DATA LISTING:
## Start
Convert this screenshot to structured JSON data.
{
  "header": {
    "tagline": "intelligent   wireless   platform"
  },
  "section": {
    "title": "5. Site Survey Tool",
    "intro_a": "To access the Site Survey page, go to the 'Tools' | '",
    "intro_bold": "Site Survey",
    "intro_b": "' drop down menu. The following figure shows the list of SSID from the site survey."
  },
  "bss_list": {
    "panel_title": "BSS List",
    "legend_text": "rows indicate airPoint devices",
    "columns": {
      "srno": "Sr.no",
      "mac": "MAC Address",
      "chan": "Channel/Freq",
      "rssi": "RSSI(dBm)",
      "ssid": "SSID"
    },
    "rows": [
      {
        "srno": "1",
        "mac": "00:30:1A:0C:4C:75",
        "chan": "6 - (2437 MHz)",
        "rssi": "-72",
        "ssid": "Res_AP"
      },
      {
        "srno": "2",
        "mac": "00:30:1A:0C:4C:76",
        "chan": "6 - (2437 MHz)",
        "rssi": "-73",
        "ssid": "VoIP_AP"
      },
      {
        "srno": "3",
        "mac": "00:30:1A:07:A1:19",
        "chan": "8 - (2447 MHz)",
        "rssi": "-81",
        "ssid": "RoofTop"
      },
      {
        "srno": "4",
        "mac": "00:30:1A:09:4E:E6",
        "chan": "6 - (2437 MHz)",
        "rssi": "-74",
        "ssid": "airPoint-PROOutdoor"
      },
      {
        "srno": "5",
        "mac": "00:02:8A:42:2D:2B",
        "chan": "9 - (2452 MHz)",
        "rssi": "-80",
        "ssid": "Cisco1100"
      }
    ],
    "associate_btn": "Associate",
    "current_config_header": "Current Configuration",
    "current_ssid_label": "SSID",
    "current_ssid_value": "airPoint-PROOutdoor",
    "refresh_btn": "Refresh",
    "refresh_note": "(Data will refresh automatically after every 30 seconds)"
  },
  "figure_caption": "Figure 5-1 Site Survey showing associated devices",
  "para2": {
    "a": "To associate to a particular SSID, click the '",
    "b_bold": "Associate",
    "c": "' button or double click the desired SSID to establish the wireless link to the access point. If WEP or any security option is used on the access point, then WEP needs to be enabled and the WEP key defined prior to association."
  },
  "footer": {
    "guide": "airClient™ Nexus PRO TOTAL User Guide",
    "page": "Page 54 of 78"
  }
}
## End
WRITTEN INSTRUCTION: Transcribe all of the material exactly. Omit nothing.

TASK SOLUTION:
Convert this screenshot to structured JSON data.
{
  "header": {
    "tagline": "intelligent   wireless   platform"
  },
  "section": {
    "title": "5. Site Survey Tool",
    "intro_a": "To access the Site Survey page, go to the 'Tools' | '",
    "intro_bold": "Site Survey",
    "intro_b": "' drop down menu. The following figure shows the list of SSID from the site survey."
  },
  "bss_list": {
    "panel_title": "BSS List",
    "legend_text": "rows indicate airPoint devices",
    "columns": {
      "srno": "Sr.no",
      "mac": "MAC Address",
      "chan": "Channel/Freq",
      "rssi": "RSSI(dBm)",
      "ssid": "SSID"
    },
    "rows": [
      {
        "srno": "1",
        "mac": "00:30:1A:0C:4C:75",
        "chan": "6 - (2437 MHz)",
        "rssi": "-72",
        "ssid": "Res_AP"
      },
      {
        "srno": "2",
        "mac": "00:30:1A:0C:4C:76",
        "chan": "6 - (2437 MHz)",
        "rssi": "-73",
        "ssid": "VoIP_AP"
      },
      {
        "srno": "3",
        "mac": "00:30:1A:07:A1:19",
        "chan": "8 - (2447 MHz)",
        "rssi": "-81",
        "ssid": "RoofTop"
      },
      {
        "srno": "4",
        "mac": "00:30:1A:09:4E:E6",
        "chan": "6 - (2437 MHz)",
        "rssi": "-74",
        "ssid": "airPoint-PROOutdoor"
      },
      {
        "srno": "5",
        "mac": "00:02:8A:42:2D:2B",
        "chan": "9 - (2452 MHz)",
        "rssi": "-80",
        "ssid": "Cisco1100"
      }
    ],
    "associate_btn": "Associate",
    "current_config_header": "Current Configuration",
    "current_ssid_label": "SSID",
    "current_ssid_value": "airPoint-PROOutdoor",
    "refresh_btn": "Refresh",
    "refresh_note": "(Data will refresh automatically after every 30 seconds)"
  },
  "figure_caption": "Figure 5-1 Site Survey showing associated devices",
  "para2": {
    "a": "To associate to a particular SSID, click the '",
    "b_bold": "Associate",
    "c": "' button or double click the desired SSID to establish the wireless link to the access point. If WEP or any security option is used on the access point, then WEP needs to be enabled and the WEP key defined prior to association."
  },
  "footer": {
    "guide": "airClient™ Nexus PRO TOTAL User Guide",
    "page": "Page 54 of 78"
  }
}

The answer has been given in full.